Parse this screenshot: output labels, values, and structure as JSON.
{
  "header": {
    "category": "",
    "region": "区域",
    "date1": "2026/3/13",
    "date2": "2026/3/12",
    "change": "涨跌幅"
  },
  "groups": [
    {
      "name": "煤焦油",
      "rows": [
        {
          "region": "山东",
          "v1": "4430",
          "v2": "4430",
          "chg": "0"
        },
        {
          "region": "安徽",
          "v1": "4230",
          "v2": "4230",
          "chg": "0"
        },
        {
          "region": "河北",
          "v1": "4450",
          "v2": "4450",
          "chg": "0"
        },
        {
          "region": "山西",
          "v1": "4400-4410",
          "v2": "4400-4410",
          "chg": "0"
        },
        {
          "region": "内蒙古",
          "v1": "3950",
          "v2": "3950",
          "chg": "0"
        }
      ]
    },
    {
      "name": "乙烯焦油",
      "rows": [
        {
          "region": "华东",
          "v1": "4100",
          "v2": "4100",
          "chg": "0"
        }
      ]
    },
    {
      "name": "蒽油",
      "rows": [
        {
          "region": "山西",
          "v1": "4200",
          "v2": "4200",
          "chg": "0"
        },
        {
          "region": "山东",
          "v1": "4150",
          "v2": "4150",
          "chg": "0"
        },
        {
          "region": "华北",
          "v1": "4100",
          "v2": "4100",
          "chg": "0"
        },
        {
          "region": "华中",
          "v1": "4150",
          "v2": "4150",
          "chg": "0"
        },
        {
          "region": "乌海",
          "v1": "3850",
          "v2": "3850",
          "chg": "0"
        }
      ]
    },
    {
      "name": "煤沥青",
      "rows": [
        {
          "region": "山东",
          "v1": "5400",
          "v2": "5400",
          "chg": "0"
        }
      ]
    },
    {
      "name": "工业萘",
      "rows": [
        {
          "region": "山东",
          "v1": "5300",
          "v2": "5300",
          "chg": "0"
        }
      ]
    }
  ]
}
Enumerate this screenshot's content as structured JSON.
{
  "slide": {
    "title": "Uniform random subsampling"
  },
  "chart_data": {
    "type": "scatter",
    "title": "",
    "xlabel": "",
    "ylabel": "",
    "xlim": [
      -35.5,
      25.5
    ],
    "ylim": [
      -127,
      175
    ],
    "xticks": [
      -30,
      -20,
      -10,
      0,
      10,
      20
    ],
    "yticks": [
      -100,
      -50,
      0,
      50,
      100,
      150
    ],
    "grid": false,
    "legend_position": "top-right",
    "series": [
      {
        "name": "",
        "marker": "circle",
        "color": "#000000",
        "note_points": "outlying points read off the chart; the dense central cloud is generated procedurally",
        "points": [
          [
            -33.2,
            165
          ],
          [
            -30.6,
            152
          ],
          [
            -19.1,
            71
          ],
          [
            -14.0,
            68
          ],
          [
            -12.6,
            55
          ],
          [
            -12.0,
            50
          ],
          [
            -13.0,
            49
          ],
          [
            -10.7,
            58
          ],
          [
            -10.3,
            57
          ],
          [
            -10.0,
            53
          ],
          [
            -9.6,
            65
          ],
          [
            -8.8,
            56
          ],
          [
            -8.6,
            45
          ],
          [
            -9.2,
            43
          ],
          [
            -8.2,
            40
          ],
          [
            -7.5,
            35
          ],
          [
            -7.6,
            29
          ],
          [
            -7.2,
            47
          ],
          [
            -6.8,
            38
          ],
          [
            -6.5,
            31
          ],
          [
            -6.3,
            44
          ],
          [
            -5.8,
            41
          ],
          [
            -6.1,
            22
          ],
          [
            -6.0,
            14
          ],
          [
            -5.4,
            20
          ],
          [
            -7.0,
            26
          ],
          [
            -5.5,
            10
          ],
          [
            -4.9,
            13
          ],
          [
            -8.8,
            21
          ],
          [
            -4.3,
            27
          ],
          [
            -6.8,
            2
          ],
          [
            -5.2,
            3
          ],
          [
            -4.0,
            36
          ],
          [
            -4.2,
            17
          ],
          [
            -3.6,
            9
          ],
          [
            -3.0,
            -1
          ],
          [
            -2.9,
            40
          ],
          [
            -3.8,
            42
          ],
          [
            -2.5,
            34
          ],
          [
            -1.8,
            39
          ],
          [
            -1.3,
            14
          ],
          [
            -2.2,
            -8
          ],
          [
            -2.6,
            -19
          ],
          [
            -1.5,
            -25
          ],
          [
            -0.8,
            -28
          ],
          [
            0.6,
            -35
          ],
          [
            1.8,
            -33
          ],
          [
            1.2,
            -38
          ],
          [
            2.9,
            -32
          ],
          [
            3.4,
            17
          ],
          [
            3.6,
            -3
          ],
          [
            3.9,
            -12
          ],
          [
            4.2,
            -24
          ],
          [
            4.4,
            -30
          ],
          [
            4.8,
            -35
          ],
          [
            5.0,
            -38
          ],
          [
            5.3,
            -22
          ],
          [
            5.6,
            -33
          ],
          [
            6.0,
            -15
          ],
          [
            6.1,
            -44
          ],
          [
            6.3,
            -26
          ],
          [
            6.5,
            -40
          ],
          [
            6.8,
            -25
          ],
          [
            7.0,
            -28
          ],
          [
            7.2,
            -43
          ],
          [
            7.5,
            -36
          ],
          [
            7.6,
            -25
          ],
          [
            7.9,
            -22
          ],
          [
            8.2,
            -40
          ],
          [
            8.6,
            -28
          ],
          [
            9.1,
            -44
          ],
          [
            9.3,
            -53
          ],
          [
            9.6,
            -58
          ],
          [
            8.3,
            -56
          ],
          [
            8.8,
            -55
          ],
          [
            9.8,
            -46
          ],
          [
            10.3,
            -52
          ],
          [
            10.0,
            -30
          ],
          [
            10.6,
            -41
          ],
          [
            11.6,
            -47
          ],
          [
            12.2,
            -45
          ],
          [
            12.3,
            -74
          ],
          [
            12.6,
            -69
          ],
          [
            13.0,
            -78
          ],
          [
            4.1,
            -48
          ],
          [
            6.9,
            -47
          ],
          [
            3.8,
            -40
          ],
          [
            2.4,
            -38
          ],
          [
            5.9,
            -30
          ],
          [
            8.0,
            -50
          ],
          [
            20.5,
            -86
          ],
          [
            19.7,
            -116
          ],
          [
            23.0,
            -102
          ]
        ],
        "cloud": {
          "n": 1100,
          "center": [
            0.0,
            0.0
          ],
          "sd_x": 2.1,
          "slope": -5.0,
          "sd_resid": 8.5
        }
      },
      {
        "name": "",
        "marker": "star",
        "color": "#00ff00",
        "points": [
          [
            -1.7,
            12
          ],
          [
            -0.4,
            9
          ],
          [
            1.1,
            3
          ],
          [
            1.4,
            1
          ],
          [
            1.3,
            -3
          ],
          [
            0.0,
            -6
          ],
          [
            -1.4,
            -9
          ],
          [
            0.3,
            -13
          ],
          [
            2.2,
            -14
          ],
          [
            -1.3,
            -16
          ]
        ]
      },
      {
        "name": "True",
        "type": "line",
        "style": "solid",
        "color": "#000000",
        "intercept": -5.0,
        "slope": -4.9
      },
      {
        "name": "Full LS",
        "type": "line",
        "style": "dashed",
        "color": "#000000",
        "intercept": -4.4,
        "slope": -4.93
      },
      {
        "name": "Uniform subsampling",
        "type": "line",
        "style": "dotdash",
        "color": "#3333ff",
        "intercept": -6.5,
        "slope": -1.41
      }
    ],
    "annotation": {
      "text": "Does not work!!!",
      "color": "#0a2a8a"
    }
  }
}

**Direction:** Extract every line containing the string "name" from the material.

**Full answer:**
      "name": "煤焦油",
      "name": "乙烯焦油",
      "name": "蒽油",
      "name": "煤沥青",
      "name": "工业萘",
        "name": "",
        "name": "",
        "name": "True",
        "name": "Full LS",
        "name": "Uniform subsampling",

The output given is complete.